__Work to complete__. Collect every line in the records below that contains the word "Verification".
*** Dataset rows ***
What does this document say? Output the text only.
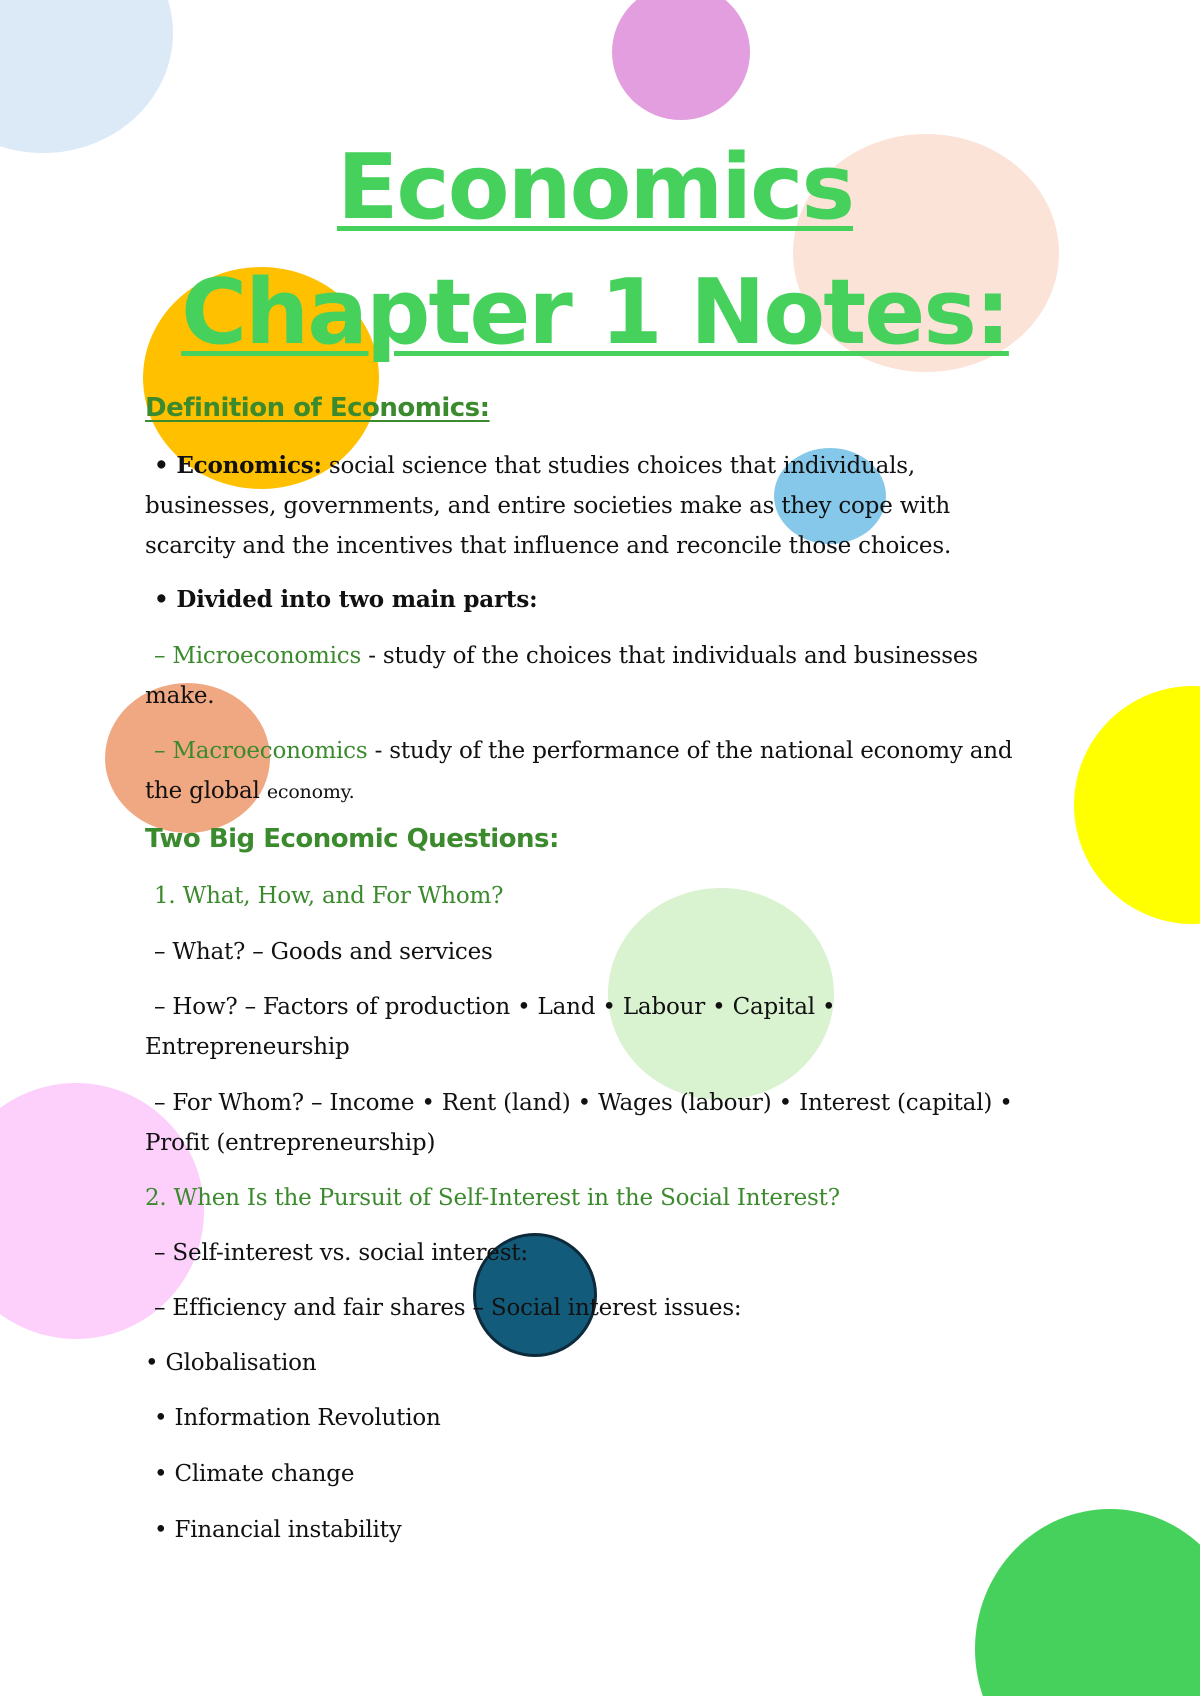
Economics
Chapter 1 Notes:
Definition of Economics:

• Economics: social science that studies choices that individuals, businesses, governments, and entire societies make as they cope with scarcity and the incentives that influence and reconcile those choices.

• Divided into two main parts:

– Microeconomics - study of the choices that individuals and businesses make.

– Macroeconomics - study of the performance of the national economy and the global economy.

Two Big Economic Questions:

1. What, How, and For Whom?

– What? – Goods and services

– How? – Factors of production • Land • Labour • Capital • Entrepreneurship

– For Whom? – Income • Rent (land) • Wages (labour) • Interest (capital) • Profit (entrepreneurship)

2. When Is the Pursuit of Self-Interest in the Social Interest?

– Self-interest vs. social interest:

– Efficiency and fair shares – Social interest issues:

• Globalisation

• Information Revolution

• Climate change

• Financial instability
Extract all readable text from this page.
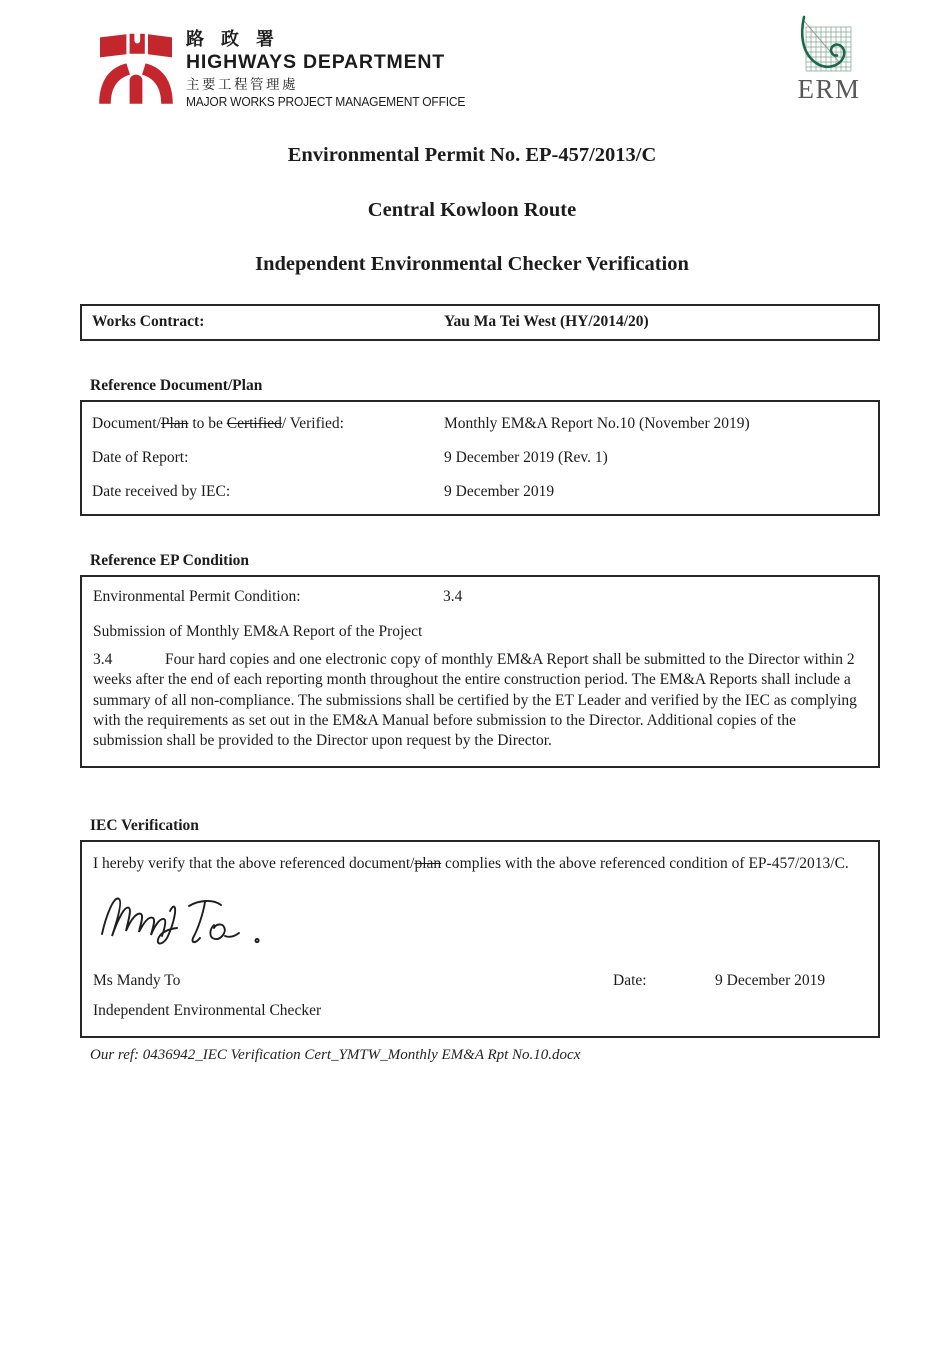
路 政 署
HIGHWAYS DEPARTMENT
主要工程管理處
MAJOR WORKS PROJECT MANAGEMENT OFFICE	ERM
Environmental Permit No. EP-457/2013/C
Central Kowloon Route
Independent Environmental Checker Verification
Works Contract:	Yau Ma Tei West (HY/2014/20)
Reference Document/Plan
Document/Plan to be Certified/ Verified:	Monthly EM&A Report No.10 (November 2019)
Date of Report:	9 December 2019 (Rev. 1)
Date received by IEC:	9 December 2019
Reference EP Condition
Environmental Permit Condition:	3.4
Submission of Monthly EM&A Report of the Project
3.4	Four hard copies and one electronic copy of monthly EM&A Report shall be submitted to the Director within 2 weeks after the end of each reporting month throughout the entire construction period. The EM&A Reports shall include a summary of all non-compliance. The submissions shall be certified by the ET Leader and verified by the IEC as complying with the requirements as set out in the EM&A Manual before submission to the Director. Additional copies of the submission shall be provided to the Director upon request by the Director.
IEC Verification
I hereby verify that the above referenced document/plan complies with the above referenced condition of EP-457/2013/C.
Ms Mandy To	Date:	9 December 2019
Independent Environmental Checker
Our ref: 0436942_IEC Verification Cert_YMTW_Monthly EM&A Rpt No.10.docx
***
__Result__.
Independent Environmental Checker Verification
IEC Verification
Our ref: 0436942_IEC Verification Cert_YMTW_Monthly EM&A Rpt No.10.docx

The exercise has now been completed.